Entries shown

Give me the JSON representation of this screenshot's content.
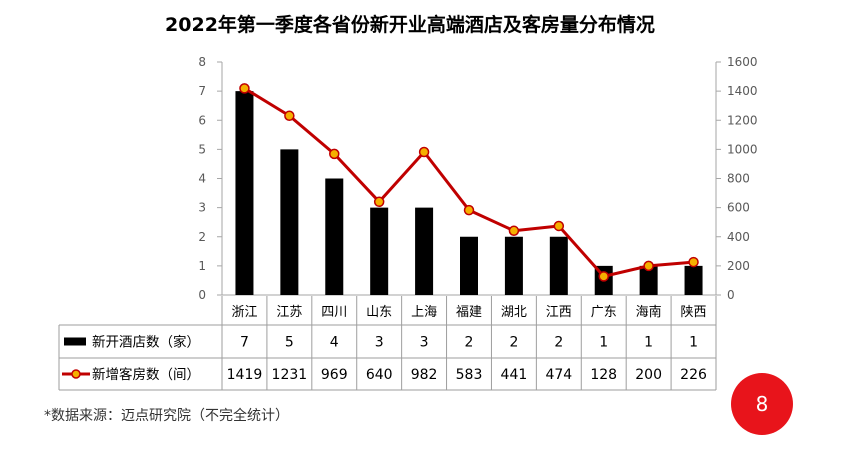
{
  "chart_data": {
    "type": "bar",
    "title": "2022年第一季度各省份新开业高端酒店及客房量分布情况",
    "categories": [
      "浙江",
      "江苏",
      "四川",
      "山东",
      "上海",
      "福建",
      "湖北",
      "江西",
      "广东",
      "海南",
      "陕西"
    ],
    "series": [
      {
        "name": "新开酒店数（家）",
        "type": "bar",
        "axis": "left",
        "color": "#000000",
        "values": [
          7,
          5,
          4,
          3,
          3,
          2,
          2,
          2,
          1,
          1,
          1
        ]
      },
      {
        "name": "新增客房数（间）",
        "type": "line",
        "axis": "right",
        "color": "#C00000",
        "marker_color": "#F5B000",
        "values": [
          1419,
          1231,
          969,
          640,
          982,
          583,
          441,
          474,
          128,
          200,
          226
        ]
      }
    ],
    "y_left": {
      "ylim": [
        0,
        8
      ],
      "ticks": [
        "0",
        "1",
        "2",
        "3",
        "4",
        "5",
        "6",
        "7",
        "8"
      ]
    },
    "y_right": {
      "ylim": [
        0,
        1600
      ],
      "ticks": [
        "0",
        "200",
        "400",
        "600",
        "800",
        "1000",
        "1200",
        "1400",
        "1600"
      ]
    },
    "grid": false,
    "legend": "data-table",
    "note": "*数据来源：迈点研究院（不完全统计）"
  },
  "page_badge": {
    "text": "8",
    "color": "#E8141B"
  }
}
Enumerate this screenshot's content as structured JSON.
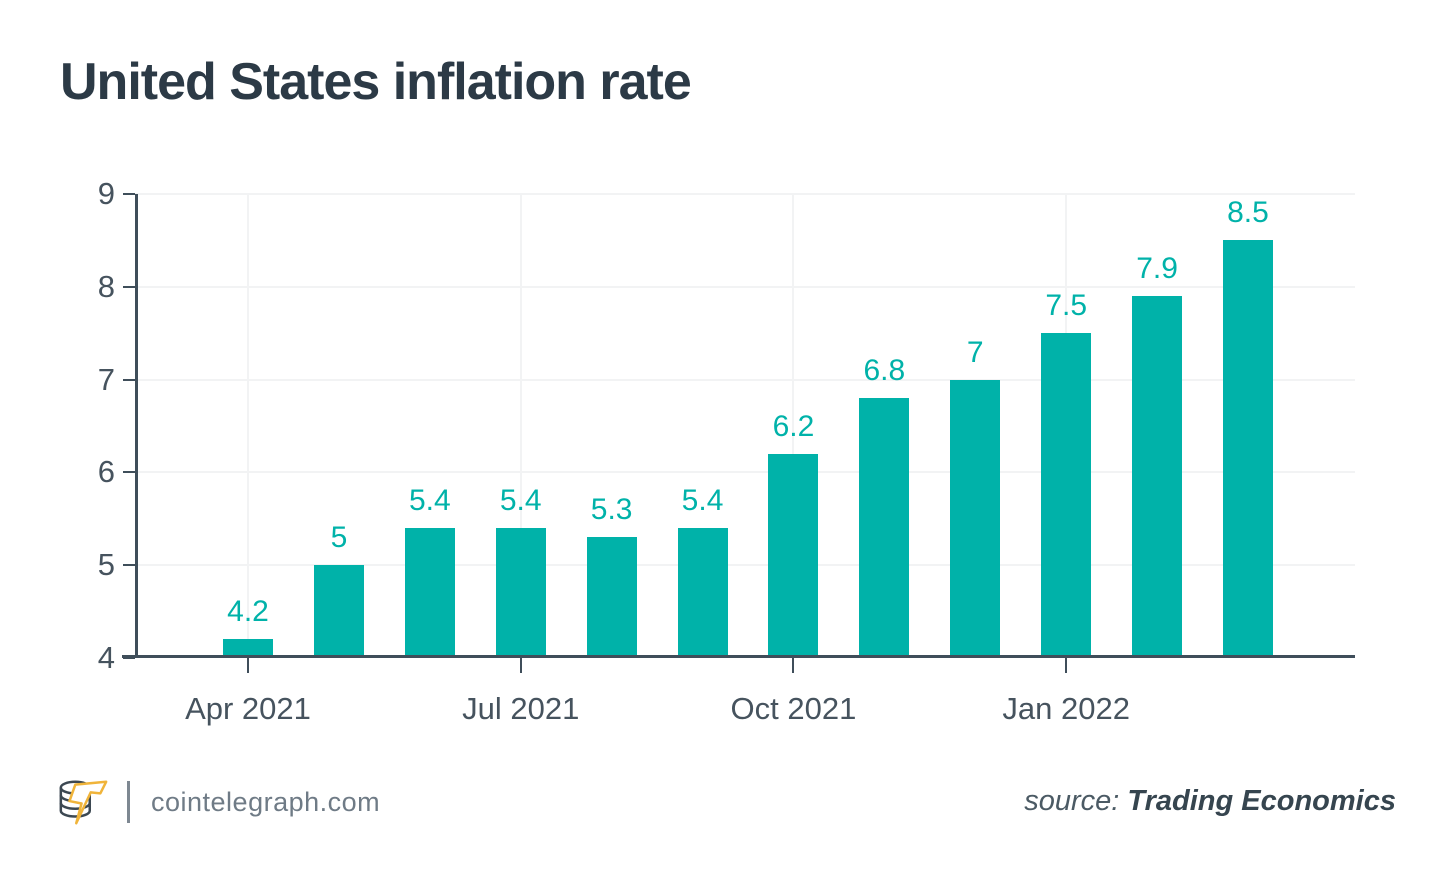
{
  "chart_data": {
    "type": "bar",
    "title": "United States inflation rate",
    "values": [
      4.2,
      5,
      5.4,
      5.4,
      5.3,
      5.4,
      6.2,
      6.8,
      7,
      7.5,
      7.9,
      8.5
    ],
    "bar_value_labels": [
      "4.2",
      "5",
      "5.4",
      "5.4",
      "5.3",
      "5.4",
      "6.2",
      "6.8",
      "7",
      "7.5",
      "7.9",
      "8.5"
    ],
    "x_tick_labels": [
      {
        "bar_index": 0,
        "label": "Apr 2021"
      },
      {
        "bar_index": 3,
        "label": "Jul 2021"
      },
      {
        "bar_index": 6,
        "label": "Oct 2021"
      },
      {
        "bar_index": 9,
        "label": "Jan 2022"
      }
    ],
    "y_ticks": [
      4,
      5,
      6,
      7,
      8,
      9
    ],
    "ylim": [
      4,
      9
    ],
    "xlabel": "",
    "ylabel": "",
    "legend": "none",
    "grid": {
      "horizontal": true,
      "vertical_at_x_ticks": true
    },
    "colors": {
      "bar": "#00b2a9",
      "value_label": "#00b2a9",
      "axis_line": "#3f4e5a",
      "tick_label": "#46535e",
      "gridline": "#f2f3f4",
      "title": "#2c3a46"
    }
  },
  "footer": {
    "logo_icon": "cointelegraph-coins-lightning-logo",
    "logo_colors": {
      "outline": "#3c4852",
      "bolt": "#f0b43a"
    },
    "brand_text": "cointelegraph.com",
    "source_prefix": "source:",
    "source_name": "Trading Economics"
  }
}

What you are asked to do
Give the material again exactly as it is, but keep the pictures out.

Written response
Give me the JSON representation of this screenshot's content.
{
  "chart_data": {
    "type": "bar",
    "title": "2022年第一季度各省份新开业高端酒店及客房量分布情况",
    "categories": [
      "浙江",
      "江苏",
      "四川",
      "山东",
      "上海",
      "福建",
      "湖北",
      "江西",
      "广东",
      "海南",
      "陕西"
    ],
    "series": [
      {
        "name": "新开酒店数（家）",
        "type": "bar",
        "axis": "left",
        "color": "#000000",
        "values": [
          7,
          5,
          4,
          3,
          3,
          2,
          2,
          2,
          1,
          1,
          1
        ]
      },
      {
        "name": "新增客房数（间）",
        "type": "line",
        "axis": "right",
        "color": "#C00000",
        "marker_color": "#F5B000",
        "values": [
          1419,
          1231,
          969,
          640,
          982,
          583,
          441,
          474,
          128,
          200,
          226
        ]
      }
    ],
    "y_left": {
      "ylim": [
        0,
        8
      ],
      "ticks": [
        "0",
        "1",
        "2",
        "3",
        "4",
        "5",
        "6",
        "7",
        "8"
      ]
    },
    "y_right": {
      "ylim": [
        0,
        1600
      ],
      "ticks": [
        "0",
        "200",
        "400",
        "600",
        "800",
        "1000",
        "1200",
        "1400",
        "1600"
      ]
    },
    "grid": false,
    "legend": "data-table",
    "note": "*数据来源：迈点研究院（不完全统计）"
  },
  "page_badge": {
    "text": "8",
    "color": "#E8141B"
  }
}
Enumerate this screenshot's content as structured JSON.
{
  "chart_data": {
    "type": "bar",
    "title": "United States inflation rate",
    "values": [
      4.2,
      5,
      5.4,
      5.4,
      5.3,
      5.4,
      6.2,
      6.8,
      7,
      7.5,
      7.9,
      8.5
    ],
    "bar_value_labels": [
      "4.2",
      "5",
      "5.4",
      "5.4",
      "5.3",
      "5.4",
      "6.2",
      "6.8",
      "7",
      "7.5",
      "7.9",
      "8.5"
    ],
    "x_tick_labels": [
      {
        "bar_index": 0,
        "label": "Apr 2021"
      },
      {
        "bar_index": 3,
        "label": "Jul 2021"
      },
      {
        "bar_index": 6,
        "label": "Oct 2021"
      },
      {
        "bar_index": 9,
        "label": "Jan 2022"
      }
    ],
    "y_ticks": [
      4,
      5,
      6,
      7,
      8,
      9
    ],
    "ylim": [
      4,
      9
    ],
    "xlabel": "",
    "ylabel": "",
    "legend": "none",
    "grid": {
      "horizontal": true,
      "vertical_at_x_ticks": true
    },
    "colors": {
      "bar": "#00b2a9",
      "value_label": "#00b2a9",
      "axis_line": "#3f4e5a",
      "tick_label": "#46535e",
      "gridline": "#f2f3f4",
      "title": "#2c3a46"
    }
  },
  "footer": {
    "logo_icon": "cointelegraph-coins-lightning-logo",
    "logo_colors": {
      "outline": "#3c4852",
      "bolt": "#f0b43a"
    },
    "brand_text": "cointelegraph.com",
    "source_prefix": "source:",
    "source_name": "Trading Economics"
  }
}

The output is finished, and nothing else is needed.